Problem requirements: Without the pictures, copy all the entries below exactly.

------ The input

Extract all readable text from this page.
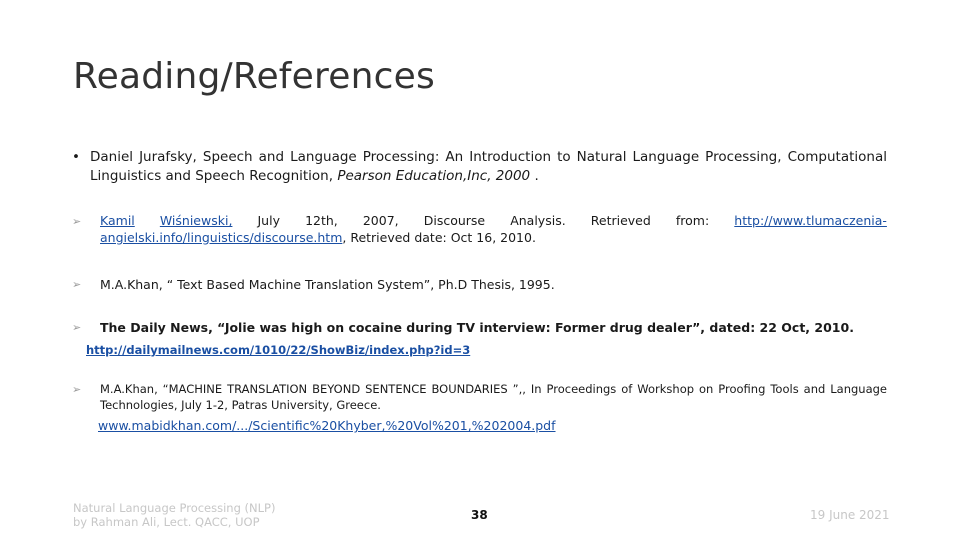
Reading/References
• Daniel Jurafsky, Speech and Language Processing: An Introduction to Natural Language Processing, Computational Linguistics and Speech Recognition, Pearson Education,Inc, 2000 .
➢ Kamil Wiśniewski, July 12th, 2007, Discourse Analysis. Retrieved from: http://www.tlumaczenia-
angielski.info/linguistics/discourse.htm, Retrieved date: Oct 16, 2010.
➢ M.A.Khan, “ Text Based Machine Translation System”, Ph.D Thesis, 1995.
➢ The Daily News, “Jolie was high on cocaine during TV interview: Former drug dealer”, dated: 22 Oct, 2010.
http://dailymailnews.com/1010/22/ShowBiz/index.php?id=3
➢ M.A.Khan, “MACHINE TRANSLATION BEYOND SENTENCE BOUNDARIES ”,, In Proceedings of Workshop on Proofing Tools and Language Technologies, July 1-2, Patras University, Greece.
www.mabidkhan.com/.../Scientific%20Khyber,%20Vol%201,%202004.pdf
Natural Language Processing (NLP)
by Rahman Ali, Lect. QACC, UOP	38	19 June 2021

------------

Task answer:
Extract all readable text from this page.
Reading/References
• Daniel Jurafsky, Speech and Language Processing: An Introduction to Natural Language Processing, Computational Linguistics and Speech Recognition, Pearson Education,Inc, 2000 .
➢ Kamil Wiśniewski, July 12th, 2007, Discourse Analysis. Retrieved from: http://www.tlumaczenia-
angielski.info/linguistics/discourse.htm, Retrieved date: Oct 16, 2010.
➢ M.A.Khan, “ Text Based Machine Translation System”, Ph.D Thesis, 1995.
➢ The Daily News, “Jolie was high on cocaine during TV interview: Former drug dealer”, dated: 22 Oct, 2010.
http://dailymailnews.com/1010/22/ShowBiz/index.php?id=3
➢ M.A.Khan, “MACHINE TRANSLATION BEYOND SENTENCE BOUNDARIES ”,, In Proceedings of Workshop on Proofing Tools and Language Technologies, July 1-2, Patras University, Greece.
www.mabidkhan.com/.../Scientific%20Khyber,%20Vol%201,%202004.pdf
Natural Language Processing (NLP)
by Rahman Ali, Lect. QACC, UOP	38	19 June 2021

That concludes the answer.